TO BE DONE: Select, from the data, each line where "that" occurs.

------------

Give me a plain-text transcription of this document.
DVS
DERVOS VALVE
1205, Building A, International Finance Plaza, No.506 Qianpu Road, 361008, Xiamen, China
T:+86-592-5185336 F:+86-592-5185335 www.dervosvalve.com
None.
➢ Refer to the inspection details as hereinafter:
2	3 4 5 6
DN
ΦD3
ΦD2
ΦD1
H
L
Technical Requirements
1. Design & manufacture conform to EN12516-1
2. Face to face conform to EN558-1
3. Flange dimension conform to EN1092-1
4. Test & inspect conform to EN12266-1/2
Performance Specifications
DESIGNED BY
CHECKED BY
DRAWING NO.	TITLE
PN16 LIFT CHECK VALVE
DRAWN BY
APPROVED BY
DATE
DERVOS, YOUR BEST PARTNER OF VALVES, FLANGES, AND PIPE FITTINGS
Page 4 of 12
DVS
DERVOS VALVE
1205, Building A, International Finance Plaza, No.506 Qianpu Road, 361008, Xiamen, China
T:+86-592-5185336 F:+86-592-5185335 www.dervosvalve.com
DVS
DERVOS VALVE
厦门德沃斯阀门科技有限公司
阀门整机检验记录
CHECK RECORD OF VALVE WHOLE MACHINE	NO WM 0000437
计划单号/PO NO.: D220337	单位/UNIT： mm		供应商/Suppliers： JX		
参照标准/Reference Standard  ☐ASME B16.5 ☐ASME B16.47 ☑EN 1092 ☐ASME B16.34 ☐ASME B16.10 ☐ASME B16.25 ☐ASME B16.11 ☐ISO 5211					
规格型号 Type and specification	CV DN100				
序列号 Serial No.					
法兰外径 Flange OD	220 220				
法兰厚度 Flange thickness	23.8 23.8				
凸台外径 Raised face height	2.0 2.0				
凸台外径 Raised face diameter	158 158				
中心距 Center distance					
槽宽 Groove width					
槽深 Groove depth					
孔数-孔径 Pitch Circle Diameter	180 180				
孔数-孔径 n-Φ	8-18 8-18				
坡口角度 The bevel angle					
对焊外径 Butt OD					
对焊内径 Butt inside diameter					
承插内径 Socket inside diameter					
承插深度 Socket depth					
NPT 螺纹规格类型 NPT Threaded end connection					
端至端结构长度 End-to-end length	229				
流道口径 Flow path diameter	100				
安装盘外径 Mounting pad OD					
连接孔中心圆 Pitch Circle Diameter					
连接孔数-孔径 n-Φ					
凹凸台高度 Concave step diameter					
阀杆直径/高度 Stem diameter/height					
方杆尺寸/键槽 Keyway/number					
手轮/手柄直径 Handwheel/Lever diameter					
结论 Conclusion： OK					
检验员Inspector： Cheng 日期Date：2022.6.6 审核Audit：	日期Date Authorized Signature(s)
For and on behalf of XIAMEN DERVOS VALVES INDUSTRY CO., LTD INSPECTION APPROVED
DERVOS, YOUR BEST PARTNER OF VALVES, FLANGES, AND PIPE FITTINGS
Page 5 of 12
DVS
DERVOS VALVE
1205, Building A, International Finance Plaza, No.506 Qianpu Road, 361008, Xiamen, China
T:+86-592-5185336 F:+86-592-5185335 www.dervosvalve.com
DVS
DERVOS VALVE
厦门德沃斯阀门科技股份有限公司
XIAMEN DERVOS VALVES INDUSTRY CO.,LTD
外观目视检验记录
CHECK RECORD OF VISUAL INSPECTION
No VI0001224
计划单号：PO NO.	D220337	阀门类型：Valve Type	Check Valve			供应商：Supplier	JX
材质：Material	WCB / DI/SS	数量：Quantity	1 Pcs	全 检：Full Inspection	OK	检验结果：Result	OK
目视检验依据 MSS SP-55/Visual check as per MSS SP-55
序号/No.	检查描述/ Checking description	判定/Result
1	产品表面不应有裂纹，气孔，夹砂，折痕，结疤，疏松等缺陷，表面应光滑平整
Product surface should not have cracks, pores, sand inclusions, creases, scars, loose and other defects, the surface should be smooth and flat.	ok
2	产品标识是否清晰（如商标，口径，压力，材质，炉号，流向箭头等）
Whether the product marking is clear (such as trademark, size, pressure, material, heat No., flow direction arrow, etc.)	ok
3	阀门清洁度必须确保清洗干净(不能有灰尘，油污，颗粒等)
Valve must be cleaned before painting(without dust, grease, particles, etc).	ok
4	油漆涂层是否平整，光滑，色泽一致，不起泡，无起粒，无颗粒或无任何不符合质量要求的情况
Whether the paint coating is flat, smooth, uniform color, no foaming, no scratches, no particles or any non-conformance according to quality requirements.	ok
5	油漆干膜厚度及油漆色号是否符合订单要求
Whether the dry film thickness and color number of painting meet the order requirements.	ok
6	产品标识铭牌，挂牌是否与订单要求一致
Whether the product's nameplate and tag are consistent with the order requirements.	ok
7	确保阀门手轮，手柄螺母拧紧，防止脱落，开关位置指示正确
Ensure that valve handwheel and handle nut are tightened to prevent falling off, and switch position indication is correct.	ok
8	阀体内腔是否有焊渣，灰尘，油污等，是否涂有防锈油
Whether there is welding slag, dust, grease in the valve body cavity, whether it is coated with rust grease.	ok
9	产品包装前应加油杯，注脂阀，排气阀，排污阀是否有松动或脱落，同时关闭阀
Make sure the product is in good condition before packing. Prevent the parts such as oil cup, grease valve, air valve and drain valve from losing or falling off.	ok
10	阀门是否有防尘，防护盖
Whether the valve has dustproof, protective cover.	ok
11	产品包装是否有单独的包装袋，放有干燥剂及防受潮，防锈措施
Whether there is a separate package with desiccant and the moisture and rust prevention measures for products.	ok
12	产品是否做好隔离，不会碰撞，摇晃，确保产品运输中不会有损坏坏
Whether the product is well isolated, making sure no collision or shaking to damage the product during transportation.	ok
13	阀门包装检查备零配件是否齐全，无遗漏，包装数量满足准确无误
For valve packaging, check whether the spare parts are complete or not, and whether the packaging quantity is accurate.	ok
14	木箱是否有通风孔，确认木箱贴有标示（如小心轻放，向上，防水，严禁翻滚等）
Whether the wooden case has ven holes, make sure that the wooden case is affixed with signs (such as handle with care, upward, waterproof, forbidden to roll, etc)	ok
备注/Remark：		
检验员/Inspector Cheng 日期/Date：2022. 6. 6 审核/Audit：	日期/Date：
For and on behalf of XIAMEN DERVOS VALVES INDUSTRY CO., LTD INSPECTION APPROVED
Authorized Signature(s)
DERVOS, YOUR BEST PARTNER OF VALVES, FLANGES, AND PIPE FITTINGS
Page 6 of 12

------------

COMPLETED TASK:
Ensure that valve handwheel and handle nut are tightened to prevent falling off, and switch position indication is correct.	ok
Whether the wooden case has ven holes, make sure that the wooden case is affixed with signs (such as handle with care, upward, waterproof, forbidden to roll, etc)	ok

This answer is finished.